**Given exercise:**
Return the material word for word. Do not include pictures.
* * * *
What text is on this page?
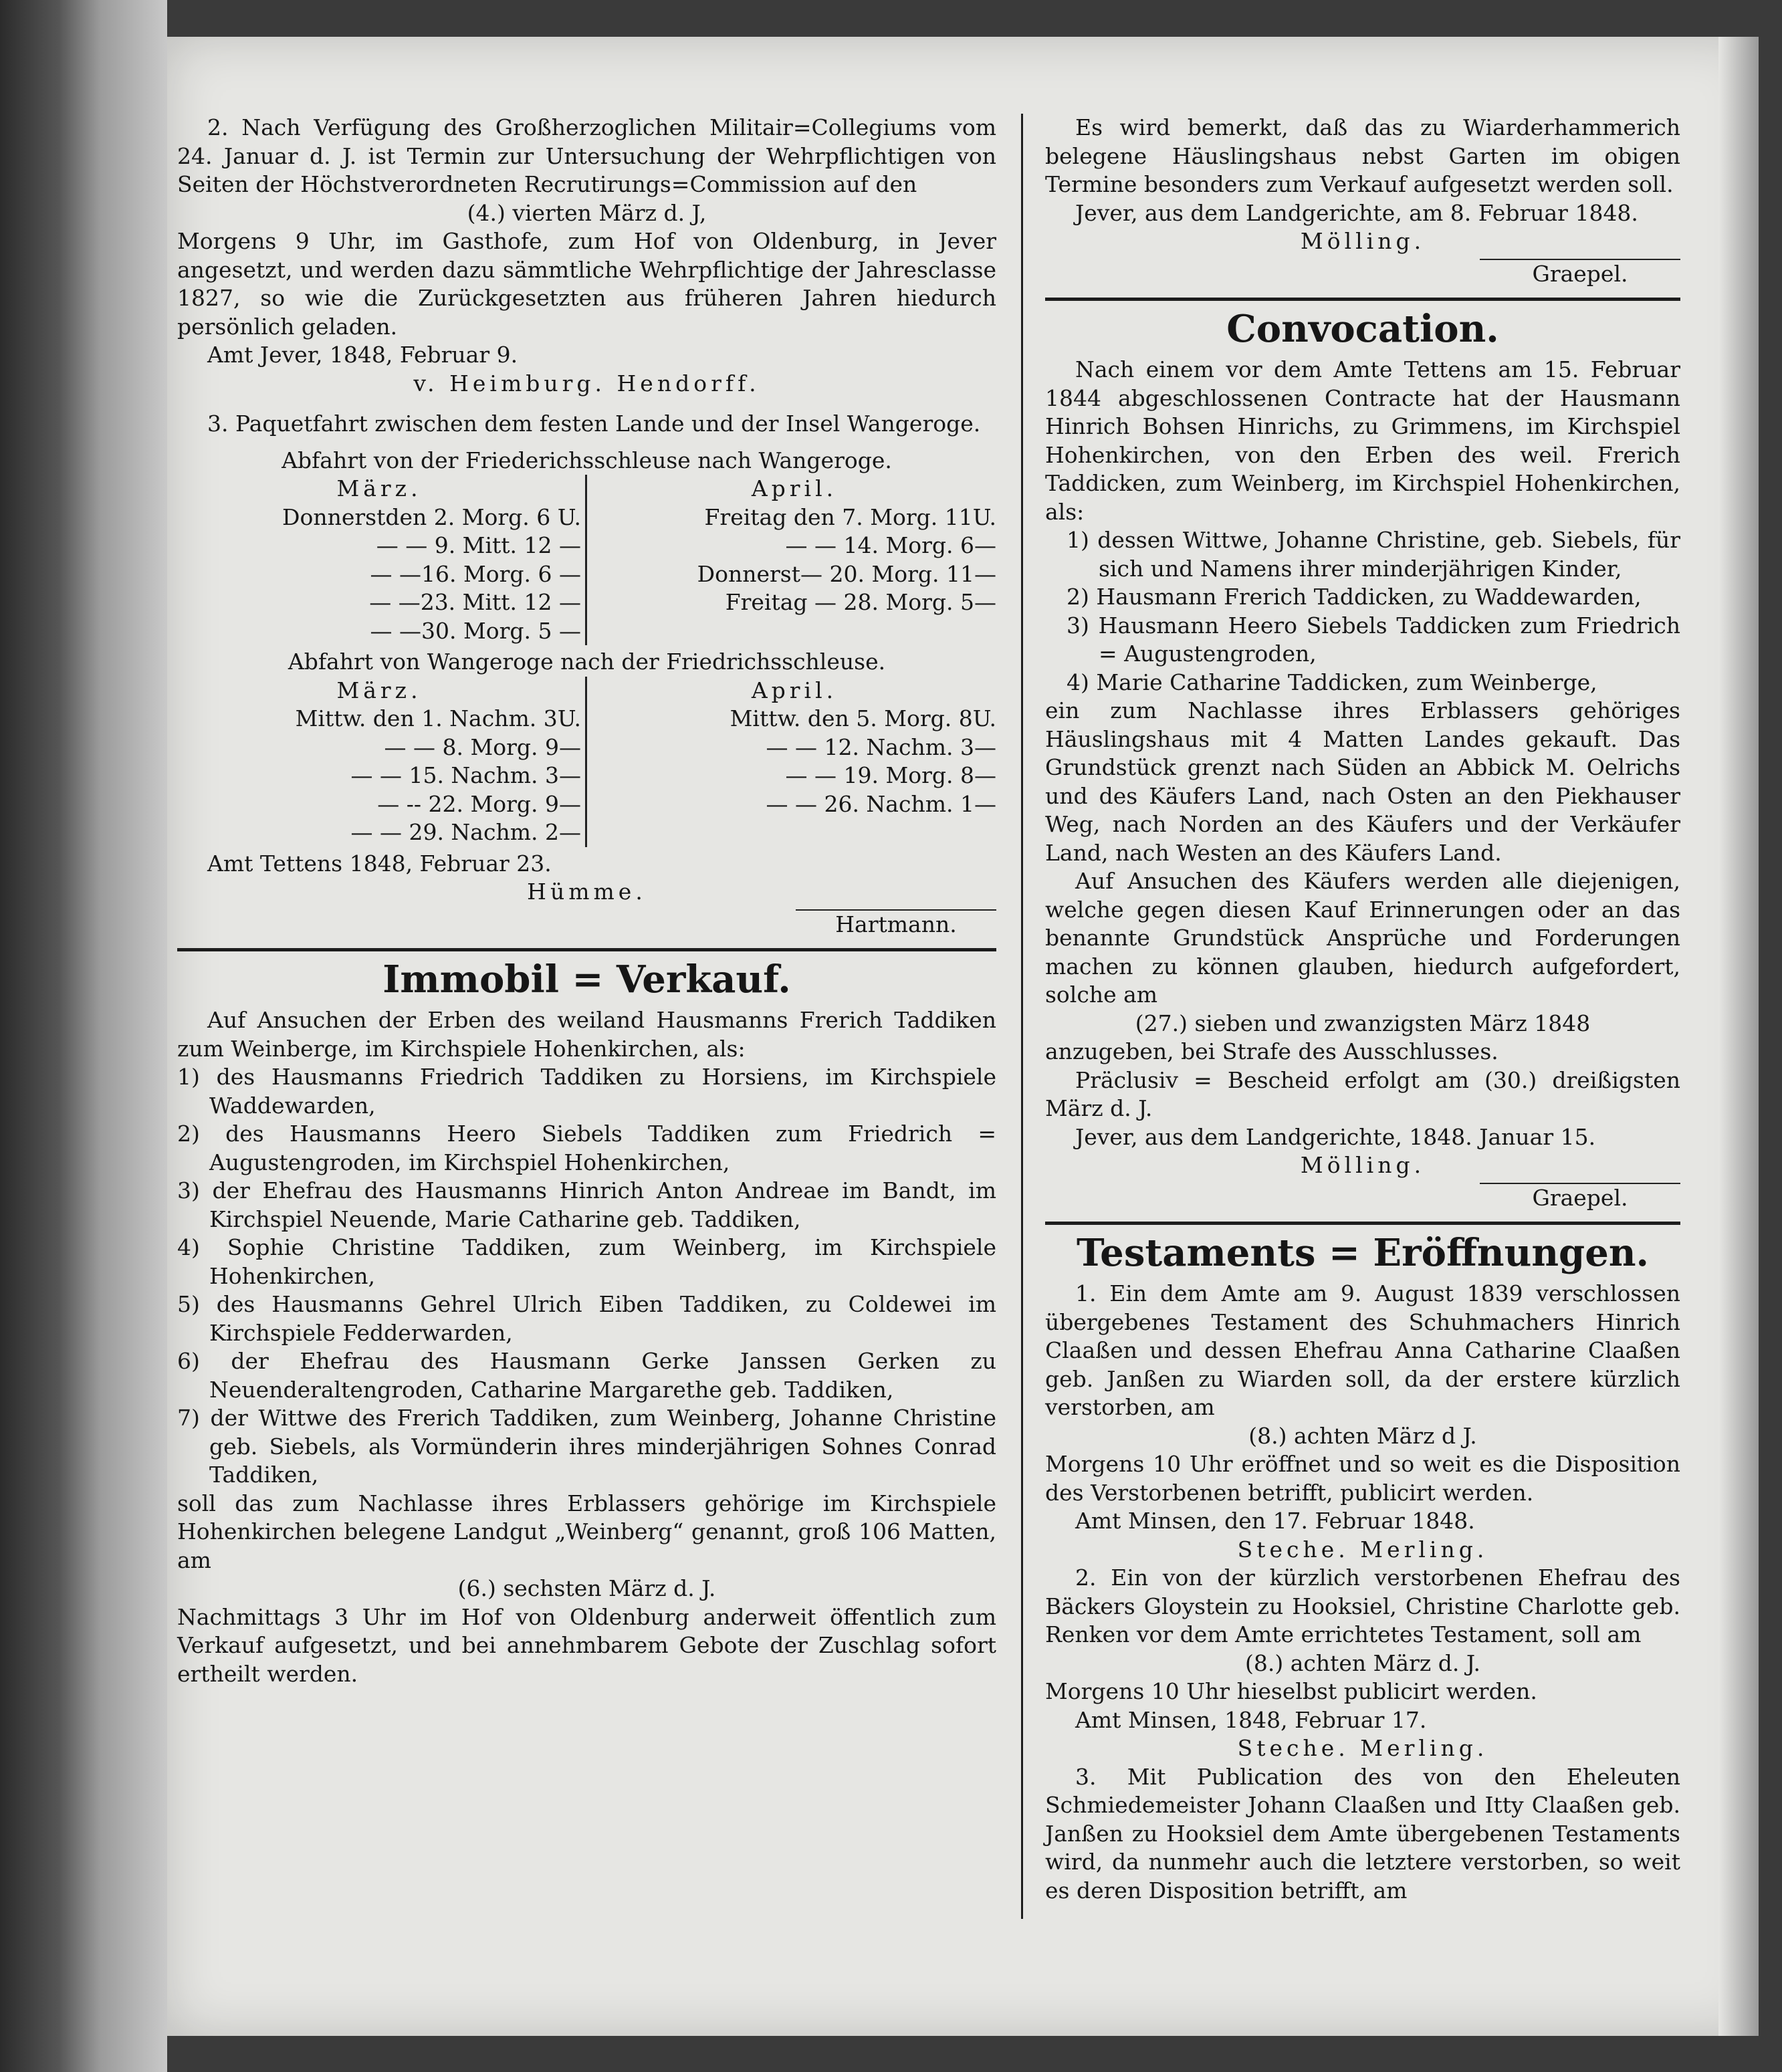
2. Nach Verfügung des Großherzoglichen Militair=Collegiums vom 24. Januar d. J. ist Termin zur Untersuchung der Wehrpflichtigen von Seiten der Höchstverordneten Recrutirungs=Commission auf den

(4.) vierten März d. J,

Morgens 9 Uhr, im Gasthofe, zum Hof von Oldenburg, in Jever angesetzt, und werden dazu sämmtliche Wehrpflichtige der Jahresclasse 1827, so wie die Zurückgesetzten aus früheren Jahren hiedurch persönlich geladen.

Amt Jever, 1848, Februar 9.

v. Heimburg. Hendorff.

3. Paquetfahrt zwischen dem festen Lande und der Insel Wangeroge.

Abfahrt von der Friederichsschleuse nach Wangeroge.

März.

Donnerstden 2. Morg. 6 U.

— — 9. Mitt. 12 —

— —16. Morg. 6 —

— —23. Mitt. 12 —

— —30. Morg. 5 —

April.

Freitag den 7. Morg. 11U.

— — 14. Morg. 6—

Donnerst— 20. Morg. 11—

Freitag — 28. Morg. 5—

Abfahrt von Wangeroge nach der Friedrichsschleuse.

März.

Mittw. den 1. Nachm. 3U.

— — 8. Morg. 9—

— — 15. Nachm. 3—

— -- 22. Morg. 9—

— — 29. Nachm. 2—

April.

Mittw. den 5. Morg. 8U.

— — 12. Nachm. 3—

— — 19. Morg. 8—

— — 26. Nachm. 1—

Amt Tettens 1848, Februar 23.

Hümme.

Hartmann.
Immobil = Verkauf.

Auf Ansuchen der Erben des weiland Hausmanns Frerich Taddiken zum Weinberge, im Kirchspiele Hohenkirchen, als:

1) des Hausmanns Friedrich Taddiken zu Horsiens, im Kirchspiele Waddewarden,

2) des Hausmanns Heero Siebels Taddiken zum Friedrich = Augustengroden, im Kirchspiel Hohenkirchen,

3) der Ehefrau des Hausmanns Hinrich Anton Andreae im Bandt, im Kirchspiel Neuende, Marie Catharine geb. Taddiken,

4) Sophie Christine Taddiken, zum Weinberg, im Kirchspiele Hohenkirchen,

5) des Hausmanns Gehrel Ulrich Eiben Taddiken, zu Coldewei im Kirchspiele Fedderwarden,

6) der Ehefrau des Hausmann Gerke Janssen Gerken zu Neuenderaltengroden, Catharine Margarethe geb. Taddiken,

7) der Wittwe des Frerich Taddiken, zum Weinberg, Johanne Christine geb. Siebels, als Vormünderin ihres minderjährigen Sohnes Conrad Taddiken,

soll das zum Nachlasse ihres Erblassers gehörige im Kirchspiele Hohenkirchen belegene Landgut „Weinberg“ genannt, groß 106 Matten, am

(6.) sechsten März d. J.

Nachmittags 3 Uhr im Hof von Oldenburg anderweit öffentlich zum Verkauf aufgesetzt, und bei annehmbarem Gebote der Zuschlag sofort ertheilt werden.

Es wird bemerkt, daß das zu Wiarderhammerich belegene Häuslingshaus nebst Garten im obigen Termine besonders zum Verkauf aufgesetzt werden soll.

Jever, aus dem Landgerichte, am 8. Februar 1848.

Mölling.

Graepel.
Convocation.

Nach einem vor dem Amte Tettens am 15. Februar 1844 abgeschlossenen Contracte hat der Hausmann Hinrich Bohsen Hinrichs, zu Grimmens, im Kirchspiel Hohenkirchen, von den Erben des weil. Frerich Taddicken, zum Weinberg, im Kirchspiel Hohenkirchen, als:

1) dessen Wittwe, Johanne Christine, geb. Siebels, für sich und Namens ihrer minderjährigen Kinder,

2) Hausmann Frerich Taddicken, zu Waddewarden,

3) Hausmann Heero Siebels Taddicken zum Friedrich = Augustengroden,

4) Marie Catharine Taddicken, zum Weinberge,

ein zum Nachlasse ihres Erblassers gehöriges Häuslingshaus mit 4 Matten Landes gekauft. Das Grundstück grenzt nach Süden an Abbick M. Oelrichs und des Käufers Land, nach Osten an den Piekhauser Weg, nach Norden an des Käufers und der Verkäufer Land, nach Westen an des Käufers Land.

Auf Ansuchen des Käufers werden alle diejenigen, welche gegen diesen Kauf Erinnerungen oder an das benannte Grundstück Ansprüche und Forderungen machen zu können glauben, hiedurch aufgefordert, solche am

(27.) sieben und zwanzigsten März 1848

anzugeben, bei Strafe des Ausschlusses.

Präclusiv = Bescheid erfolgt am (30.) dreißigsten März d. J.

Jever, aus dem Landgerichte, 1848. Januar 15.

Mölling.

Graepel.
Testaments = Eröffnungen.

1. Ein dem Amte am 9. August 1839 verschlossen übergebenes Testament des Schuhmachers Hinrich Claaßen und dessen Ehefrau Anna Catharine Claaßen geb. Janßen zu Wiarden soll, da der erstere kürzlich verstorben, am

(8.) achten März d J.

Morgens 10 Uhr eröffnet und so weit es die Disposition des Verstorbenen betrifft, publicirt werden.

Amt Minsen, den 17. Februar 1848.

Steche. Merling.

2. Ein von der kürzlich verstorbenen Ehefrau des Bäckers Gloystein zu Hooksiel, Christine Charlotte geb. Renken vor dem Amte errichtetes Testament, soll am

(8.) achten März d. J.

Morgens 10 Uhr hieselbst publicirt werden.

Amt Minsen, 1848, Februar 17.

Steche. Merling.

3. Mit Publication des von den Eheleuten Schmiedemeister Johann Claaßen und Itty Claaßen geb. Janßen zu Hooksiel dem Amte übergebenen Testaments wird, da nunmehr auch die letztere verstorben, so weit es deren Disposition betrifft, am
* * * *
**Correct result:**
What text is on this page?
2. Nach Verfügung des Großherzoglichen Militair=Collegiums vom 24. Januar d. J. ist Termin zur Untersuchung der Wehrpflichtigen von Seiten der Höchstverordneten Recrutirungs=Commission auf den

(4.) vierten März d. J,

Morgens 9 Uhr, im Gasthofe, zum Hof von Oldenburg, in Jever angesetzt, und werden dazu sämmtliche Wehrpflichtige der Jahresclasse 1827, so wie die Zurückgesetzten aus früheren Jahren hiedurch persönlich geladen.

Amt Jever, 1848, Februar 9.

v. Heimburg. Hendorff.

3. Paquetfahrt zwischen dem festen Lande und der Insel Wangeroge.

Abfahrt von der Friederichsschleuse nach Wangeroge.

März.

Donnerstden 2. Morg. 6 U.

— — 9. Mitt. 12 —

— —16. Morg. 6 —

— —23. Mitt. 12 —

— —30. Morg. 5 —

April.

Freitag den 7. Morg. 11U.

— — 14. Morg. 6—

Donnerst— 20. Morg. 11—

Freitag — 28. Morg. 5—

Abfahrt von Wangeroge nach der Friedrichsschleuse.

März.

Mittw. den 1. Nachm. 3U.

— — 8. Morg. 9—

— — 15. Nachm. 3—

— -- 22. Morg. 9—

— — 29. Nachm. 2—

April.

Mittw. den 5. Morg. 8U.

— — 12. Nachm. 3—

— — 19. Morg. 8—

— — 26. Nachm. 1—

Amt Tettens 1848, Februar 23.

Hümme.

Hartmann.
Immobil = Verkauf.

Auf Ansuchen der Erben des weiland Hausmanns Frerich Taddiken zum Weinberge, im Kirchspiele Hohenkirchen, als:

1) des Hausmanns Friedrich Taddiken zu Horsiens, im Kirchspiele Waddewarden,

2) des Hausmanns Heero Siebels Taddiken zum Friedrich = Augustengroden, im Kirchspiel Hohenkirchen,

3) der Ehefrau des Hausmanns Hinrich Anton Andreae im Bandt, im Kirchspiel Neuende, Marie Catharine geb. Taddiken,

4) Sophie Christine Taddiken, zum Weinberg, im Kirchspiele Hohenkirchen,

5) des Hausmanns Gehrel Ulrich Eiben Taddiken, zu Coldewei im Kirchspiele Fedderwarden,

6) der Ehefrau des Hausmann Gerke Janssen Gerken zu Neuenderaltengroden, Catharine Margarethe geb. Taddiken,

7) der Wittwe des Frerich Taddiken, zum Weinberg, Johanne Christine geb. Siebels, als Vormünderin ihres minderjährigen Sohnes Conrad Taddiken,

soll das zum Nachlasse ihres Erblassers gehörige im Kirchspiele Hohenkirchen belegene Landgut „Weinberg“ genannt, groß 106 Matten, am

(6.) sechsten März d. J.

Nachmittags 3 Uhr im Hof von Oldenburg anderweit öffentlich zum Verkauf aufgesetzt, und bei annehmbarem Gebote der Zuschlag sofort ertheilt werden.

Es wird bemerkt, daß das zu Wiarderhammerich belegene Häuslingshaus nebst Garten im obigen Termine besonders zum Verkauf aufgesetzt werden soll.

Jever, aus dem Landgerichte, am 8. Februar 1848.

Mölling.

Graepel.
Convocation.

Nach einem vor dem Amte Tettens am 15. Februar 1844 abgeschlossenen Contracte hat der Hausmann Hinrich Bohsen Hinrichs, zu Grimmens, im Kirchspiel Hohenkirchen, von den Erben des weil. Frerich Taddicken, zum Weinberg, im Kirchspiel Hohenkirchen, als:

1) dessen Wittwe, Johanne Christine, geb. Siebels, für sich und Namens ihrer minderjährigen Kinder,

2) Hausmann Frerich Taddicken, zu Waddewarden,

3) Hausmann Heero Siebels Taddicken zum Friedrich = Augustengroden,

4) Marie Catharine Taddicken, zum Weinberge,

ein zum Nachlasse ihres Erblassers gehöriges Häuslingshaus mit 4 Matten Landes gekauft. Das Grundstück grenzt nach Süden an Abbick M. Oelrichs und des Käufers Land, nach Osten an den Piekhauser Weg, nach Norden an des Käufers und der Verkäufer Land, nach Westen an des Käufers Land.

Auf Ansuchen des Käufers werden alle diejenigen, welche gegen diesen Kauf Erinnerungen oder an das benannte Grundstück Ansprüche und Forderungen machen zu können glauben, hiedurch aufgefordert, solche am

(27.) sieben und zwanzigsten März 1848

anzugeben, bei Strafe des Ausschlusses.

Präclusiv = Bescheid erfolgt am (30.) dreißigsten März d. J.

Jever, aus dem Landgerichte, 1848. Januar 15.

Mölling.

Graepel.
Testaments = Eröffnungen.

1. Ein dem Amte am 9. August 1839 verschlossen übergebenes Testament des Schuhmachers Hinrich Claaßen und dessen Ehefrau Anna Catharine Claaßen geb. Janßen zu Wiarden soll, da der erstere kürzlich verstorben, am

(8.) achten März d J.

Morgens 10 Uhr eröffnet und so weit es die Disposition des Verstorbenen betrifft, publicirt werden.

Amt Minsen, den 17. Februar 1848.

Steche. Merling.

2. Ein von der kürzlich verstorbenen Ehefrau des Bäckers Gloystein zu Hooksiel, Christine Charlotte geb. Renken vor dem Amte errichtetes Testament, soll am

(8.) achten März d. J.

Morgens 10 Uhr hieselbst publicirt werden.

Amt Minsen, 1848, Februar 17.

Steche. Merling.

3. Mit Publication des von den Eheleuten Schmiedemeister Johann Claaßen und Itty Claaßen geb. Janßen zu Hooksiel dem Amte übergebenen Testaments wird, da nunmehr auch die letztere verstorben, so weit es deren Disposition betrifft, am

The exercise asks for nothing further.